### Task statement
Filter the records for lines holding the string "fondre".

### Data lines
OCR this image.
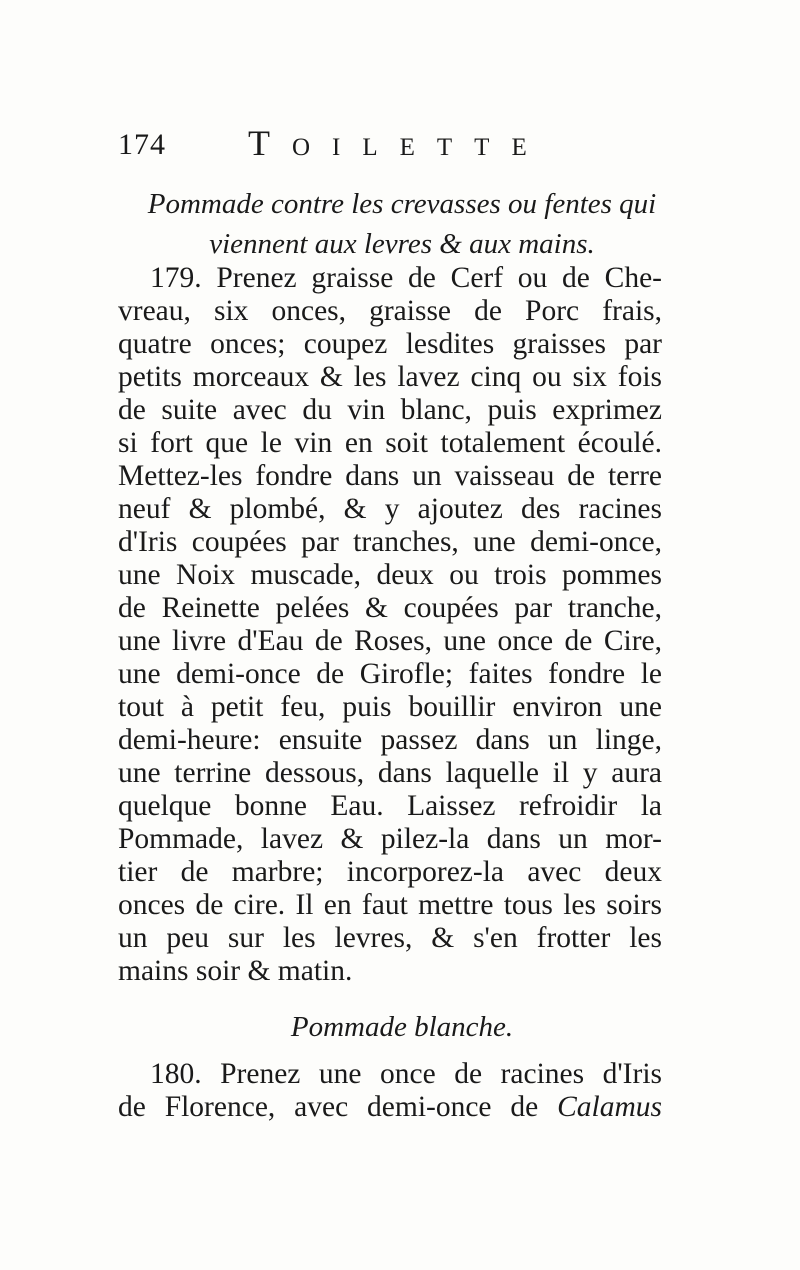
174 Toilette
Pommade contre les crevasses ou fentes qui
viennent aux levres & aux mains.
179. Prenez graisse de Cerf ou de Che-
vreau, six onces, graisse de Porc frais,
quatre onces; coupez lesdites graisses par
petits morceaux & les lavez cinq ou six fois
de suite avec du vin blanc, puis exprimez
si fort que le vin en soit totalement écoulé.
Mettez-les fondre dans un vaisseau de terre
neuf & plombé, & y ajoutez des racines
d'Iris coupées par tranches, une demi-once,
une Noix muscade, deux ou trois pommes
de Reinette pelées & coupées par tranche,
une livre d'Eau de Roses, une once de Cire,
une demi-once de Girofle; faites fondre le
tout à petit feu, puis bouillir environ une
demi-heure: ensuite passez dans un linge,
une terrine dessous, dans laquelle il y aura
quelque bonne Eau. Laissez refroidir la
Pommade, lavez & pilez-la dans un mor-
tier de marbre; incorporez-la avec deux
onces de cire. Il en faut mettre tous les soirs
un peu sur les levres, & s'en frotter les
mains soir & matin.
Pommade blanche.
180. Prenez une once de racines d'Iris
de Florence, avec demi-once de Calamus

### The solution
Mettez-les fondre dans un vaisseau de terre
une demi-once de Girofle; faites fondre le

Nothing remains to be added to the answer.